## [TASK DIRECTIONS]
Give every entry again, unchanged, and leave its images out.
********************
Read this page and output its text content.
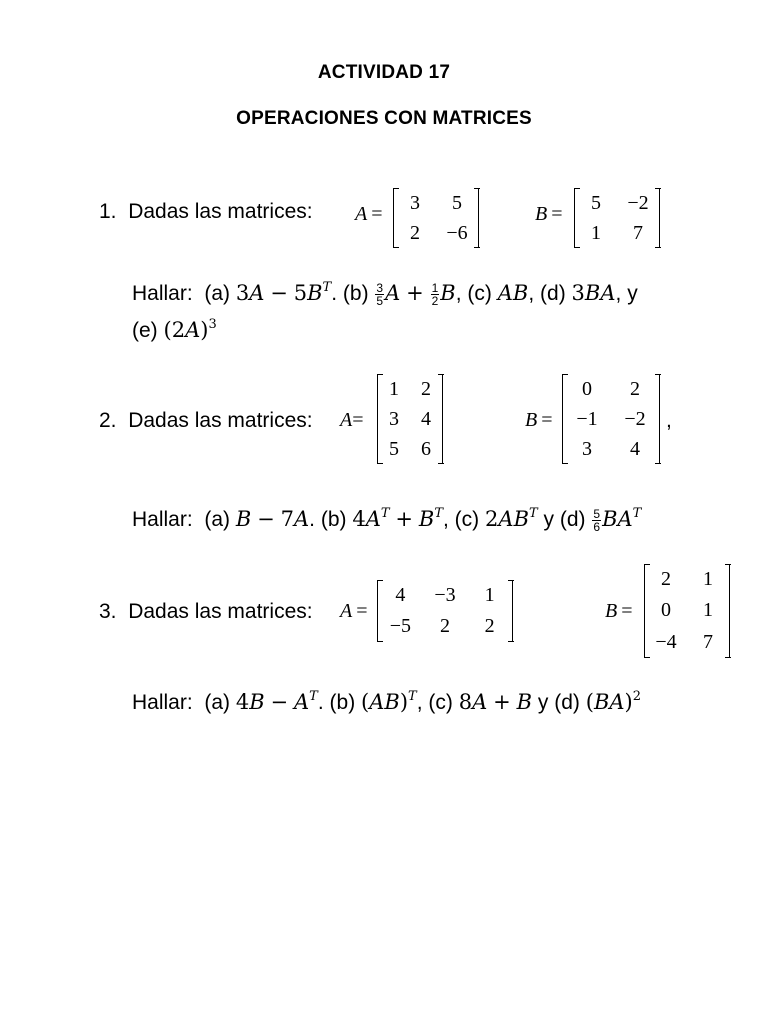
ACTIVIDAD 17
OPERACIONES CON MATRICES
1. Dadas las matrices: A  =
3	5
2	−6
B  =
5	−2
1	7
Hallar: (a) $3A - 5B^T$. $(b) \frac{3}{5}$ $A + \frac{1}{2} B$, (c) AB, (d) 3BA, y
(e) $(2A)^3$
2. Dadas las matrices: A=
1	2
3	4
5	6
B  =
0	2
−1	−2
3	4
,
Hallar: (a) B − 7A. (b) $4A^T + B^T$, (c) $2AB^T$ y $(d) \frac{5}{6} BA^T$
3. Dadas las matrices: A  =
4	−3	1
−5	2	2
B  =
2	1
0	1
−4	7
Hallar: (a) $4B - A^T$. (b) (AB)$^T$, (c) 8A + B y (d) (BA)$^2$
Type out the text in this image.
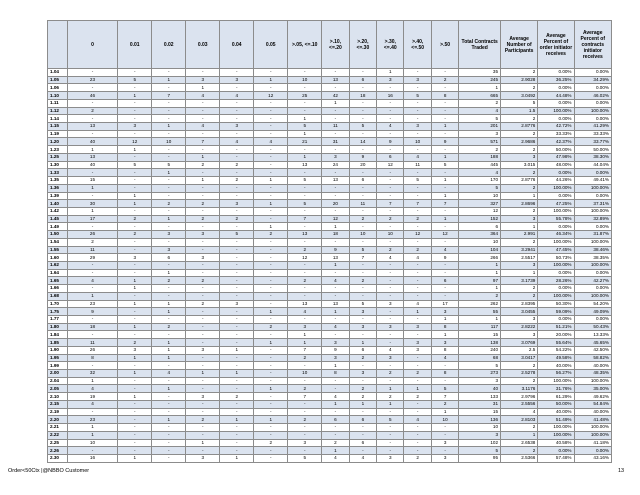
	0	0.01	0.02	0.03	0.04	0.05	>.05, <=.10	>.10, <=.20	>.20, <=.30	>.30, <=.40	>.40, <=.50	>.50	Total Contracts Traded	Average Number of Participants	Average Percent of order initiator receives	Average Percent of contracts initiator receives
1.04	-	-	-	-	-	-	-	-	-	1	-	-	35	2	0.00%	0.00%
1.05	23	5	1	3	3	1	10	13	6	3	3	2	245	2.9028	36.25%	34.29%
1.06	-	-	-	1	-	-	-	-	-	-	-	-	1	2	0.00%	0.00%
1.10	46	1	7	4	4	12	25	42	18	16	5	8	665	3.0492	44.48%	46.02%
1.11	-	-	-	-	-	-	-	1	-	-	-	-	2	5	0.00%	0.00%
1.12	2	-	-	-	-	-	-	-	-	-	-	-	4	1.5	100.00%	100.00%
1.14	-	-	-	-	-	-	1	-	-	-	-	-	5	2	0.00%	0.00%
1.15	13	3	1	4	3	-	5	11	5	4	3	1	201	2.8776	42.72%	41.29%
1.19	-	-	-	-	-	-	1	-	-	-	-	-	3	2	33.33%	33.33%
1.20	40	12	10	7	4	4	21	31	14	9	10	9	571	2.9686	42.37%	33.77%
1.23	1	1	-	-	-	-	-	-	-	-	-	-	2	2	50.00%	50.00%
1.25	13	-	-	1	-	-	1	3	9	6	4	1	188	3	47.98%	38.30%
1.30	40	5	5	2	2	-	13	24	20	12	11	5	445	3.015	48.00%	44.04%
1.33	-	-	1	-	-	-	-	-	-	-	-	-	4	2	0.00%	0.00%
1.35	15	-	-	1	2	1	5	13	6	-	5	1	170	2.8776	44.26%	49.41%
1.36	1	-	-	-	-	-	-	-	-	-	-	-	5	2	100.00%	100.00%
1.39	-	1	-	-	-	-	-	-	-	-	-	1	10	1	0.00%	0.00%
1.40	30	1	2	2	3	1	5	20	11	7	7	7	327	2.8696	47.25%	37.31%
1.42	1	-	-	-	-	-	-	-	-	-	-	-	12	2	100.00%	100.00%
1.45	17	2	1	2	2	-	7	12	2	2	2	1	152	3	55.78%	32.89%
1.49	-	-	-	-	-	1	-	1	-	-	-	-	6	1	0.00%	0.00%
1.50	26	2	3	3	5	2	13	18	10	10	12	12	364	2.991	46.34%	31.87%
1.54	2	-	-	-	-	-	-	-	-	-	-	-	10	2	100.00%	100.00%
1.55	11	-	3	-	-	-	2	9	5	2	2	4	104	3.2941	47.45%	38.46%
1.60	29	3	6	3	-	-	12	13	7	4	4	9	266	2.5517	50.73%	38.35%
1.62	-	-	-	-	-	-	-	1	-	-	-	-	1	3	100.00%	100.00%
1.64	-	-	1	-	-	-	-	-	-	-	-	-	1	1	0.00%	0.00%
1.65	4	1	2	2	-	-	2	4	2	-	-	6	97	3.1739	28.26%	42.27%
1.66	-	1	-	-	-	-	-	-	-	-	-	-	1	2	0.00%	0.00%
1.68	1	-	-	-	-	-	-	-	-	-	-	-	2	2	100.00%	100.00%
1.70	23	1	1	2	3	-	13	13	5	3	4	17	262	2.8395	50.30%	54.20%
1.75	9	-	1	-	-	1	4	1	3	-	1	3	55	3.0455	59.09%	49.09%
1.77	-	-	-	-	-	-	-	-	-	-	-	1	1	3	0.00%	0.00%
1.80	18	1	2	-	-	2	3	4	3	3	3	8	117	2.8222	51.21%	50.43%
1.84	-	-	-	-	-	-	1	-	-	-	-	1	15	3	20.00%	13.33%
1.85	11	2	1	-	-	1	1	3	1	-	3	3	138	3.0769	55.64%	45.65%
1.90	26	3	1	3	1	-	7	9	6	4	3	8	240	2.5	54.22%	42.50%
1.95	8	1	1	-	-	-	2	3	2	3	-	4	68	3.0417	49.58%	58.82%
1.99	-	-	-	-	-	-	-	1	-	-	-	-	5	2	40.00%	40.00%
2.00	32	1	4	1	1	-	10	8	3	2	2	8	273	2.5278	56.27%	48.35%
2.04	1	-	-	-	-	-	-	-	-	-	-	-	3	2	100.00%	100.00%
2.05	4	-	1	-	-	1	2	-	2	1	1	5	40	3.1176	31.76%	35.00%
2.10	19	1	-	3	2	-	7	4	2	2	2	7	133	2.9796	61.29%	49.62%
2.15	4	-	-	-	-	-	-	1	1	1	-	2	31	2.5556	50.00%	54.84%
2.19	-	-	-	-	-	-	-	-	-	-	-	1	15	4	40.00%	40.00%
2.20	23	-	1	2	1	1	2	6	6	5	4	10	136	2.8103	51.49%	41.48%
2.21	1	-	-	-	-	-	-	-	-	-	-	-	10	2	100.00%	100.00%
2.22	1	-	-	-	-	-	-	-	-	-	-	-	3	1	100.00%	100.00%
2.25	10	-	-	1	-	2	3	2	6	-	-	3	102	2.6538	40.58%	41.18%
2.26	-	-	-	-	-	-	-	1	-	-	-	-	5	2	0.00%	0.00%
2.30	16	1	-	3	1	-	5	4	4	3	2	3	95	2.5366	57.48%	43.16%
Order<50Ctx |@NBBO Customer	13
********************
## [ANSWER FOR THE TASK]
Read this page and output its text content.
ACTIVIDAD 17
OPERACIONES CON MATRICES
1. Dadas las matrices: A  =
3	5
2	−6
B  =
5	−2
1	7
Hallar: (a) $3A - 5B^T$. $(b) \frac{3}{5}$ $A + \frac{1}{2} B$, (c) AB, (d) 3BA, y
(e) $(2A)^3$
2. Dadas las matrices: A=
1	2
3	4
5	6
B  =
0	2
−1	−2
3	4
,
Hallar: (a) B − 7A. (b) $4A^T + B^T$, (c) $2AB^T$ y $(d) \frac{5}{6} BA^T$
3. Dadas las matrices: A  =
4	−3	1
−5	2	2
B  =
2	1
0	1
−4	7
Hallar: (a) $4B - A^T$. (b) (AB)$^T$, (c) 8A + B y (d) (BA)$^2$
Type out the text in this image.
	0	0.01	0.02	0.03	0.04	0.05	>.05, <=.10	>.10, <=.20	>.20, <=.30	>.30, <=.40	>.40, <=.50	>.50	Total Contracts Traded	Average Number of Participants	Average Percent of order initiator receives	Average Percent of contracts initiator receives
1.04	-	-	-	-	-	-	-	-	-	1	-	-	35	2	0.00%	0.00%
1.05	23	5	1	3	3	1	10	13	6	3	3	2	245	2.9028	36.25%	34.29%
1.06	-	-	-	1	-	-	-	-	-	-	-	-	1	2	0.00%	0.00%
1.10	46	1	7	4	4	12	25	42	18	16	5	8	665	3.0492	44.48%	46.02%
1.11	-	-	-	-	-	-	-	1	-	-	-	-	2	5	0.00%	0.00%
1.12	2	-	-	-	-	-	-	-	-	-	-	-	4	1.5	100.00%	100.00%
1.14	-	-	-	-	-	-	1	-	-	-	-	-	5	2	0.00%	0.00%
1.15	13	3	1	4	3	-	5	11	5	4	3	1	201	2.8776	42.72%	41.29%
1.19	-	-	-	-	-	-	1	-	-	-	-	-	3	2	33.33%	33.33%
1.20	40	12	10	7	4	4	21	31	14	9	10	9	571	2.9686	42.37%	33.77%
1.23	1	1	-	-	-	-	-	-	-	-	-	-	2	2	50.00%	50.00%
1.25	13	-	-	1	-	-	1	3	9	6	4	1	188	3	47.98%	38.30%
1.30	40	5	5	2	2	-	13	24	20	12	11	5	445	3.015	48.00%	44.04%
1.33	-	-	1	-	-	-	-	-	-	-	-	-	4	2	0.00%	0.00%
1.35	15	-	-	1	2	1	5	13	6	-	5	1	170	2.8776	44.26%	49.41%
1.36	1	-	-	-	-	-	-	-	-	-	-	-	5	2	100.00%	100.00%
1.39	-	1	-	-	-	-	-	-	-	-	-	1	10	1	0.00%	0.00%
1.40	30	1	2	2	3	1	5	20	11	7	7	7	327	2.8696	47.25%	37.31%
1.42	1	-	-	-	-	-	-	-	-	-	-	-	12	2	100.00%	100.00%
1.45	17	2	1	2	2	-	7	12	2	2	2	1	152	3	55.78%	32.89%
1.49	-	-	-	-	-	1	-	1	-	-	-	-	6	1	0.00%	0.00%
1.50	26	2	3	3	5	2	13	18	10	10	12	12	364	2.991	46.34%	31.87%
1.54	2	-	-	-	-	-	-	-	-	-	-	-	10	2	100.00%	100.00%
1.55	11	-	3	-	-	-	2	9	5	2	2	4	104	3.2941	47.45%	38.46%
1.60	29	3	6	3	-	-	12	13	7	4	4	9	266	2.5517	50.73%	38.35%
1.62	-	-	-	-	-	-	-	1	-	-	-	-	1	3	100.00%	100.00%
1.64	-	-	1	-	-	-	-	-	-	-	-	-	1	1	0.00%	0.00%
1.65	4	1	2	2	-	-	2	4	2	-	-	6	97	3.1739	28.26%	42.27%
1.66	-	1	-	-	-	-	-	-	-	-	-	-	1	2	0.00%	0.00%
1.68	1	-	-	-	-	-	-	-	-	-	-	-	2	2	100.00%	100.00%
1.70	23	1	1	2	3	-	13	13	5	3	4	17	262	2.8395	50.30%	54.20%
1.75	9	-	1	-	-	1	4	1	3	-	1	3	55	3.0455	59.09%	49.09%
1.77	-	-	-	-	-	-	-	-	-	-	-	1	1	3	0.00%	0.00%
1.80	18	1	2	-	-	2	3	4	3	3	3	8	117	2.8222	51.21%	50.43%
1.84	-	-	-	-	-	-	1	-	-	-	-	1	15	3	20.00%	13.33%
1.85	11	2	1	-	-	1	1	3	1	-	3	3	138	3.0769	55.64%	45.65%
1.90	26	3	1	3	1	-	7	9	6	4	3	8	240	2.5	54.22%	42.50%
1.95	8	1	1	-	-	-	2	3	2	3	-	4	68	3.0417	49.58%	58.82%
1.99	-	-	-	-	-	-	-	1	-	-	-	-	5	2	40.00%	40.00%
2.00	32	1	4	1	1	-	10	8	3	2	2	8	273	2.5278	56.27%	48.35%
2.04	1	-	-	-	-	-	-	-	-	-	-	-	3	2	100.00%	100.00%
2.05	4	-	1	-	-	1	2	-	2	1	1	5	40	3.1176	31.76%	35.00%
2.10	19	1	-	3	2	-	7	4	2	2	2	7	133	2.9796	61.29%	49.62%
2.15	4	-	-	-	-	-	-	1	1	1	-	2	31	2.5556	50.00%	54.84%
2.19	-	-	-	-	-	-	-	-	-	-	-	1	15	4	40.00%	40.00%
2.20	23	-	1	2	1	1	2	6	6	5	4	10	136	2.8103	51.49%	41.48%
2.21	1	-	-	-	-	-	-	-	-	-	-	-	10	2	100.00%	100.00%
2.22	1	-	-	-	-	-	-	-	-	-	-	-	3	1	100.00%	100.00%
2.25	10	-	-	1	-	2	3	2	6	-	-	3	102	2.6538	40.58%	41.18%
2.26	-	-	-	-	-	-	-	1	-	-	-	-	5	2	0.00%	0.00%
2.30	16	1	-	3	1	-	5	4	4	3	2	3	95	2.5366	57.48%	43.16%
Order<50Ctx |@NBBO Customer	13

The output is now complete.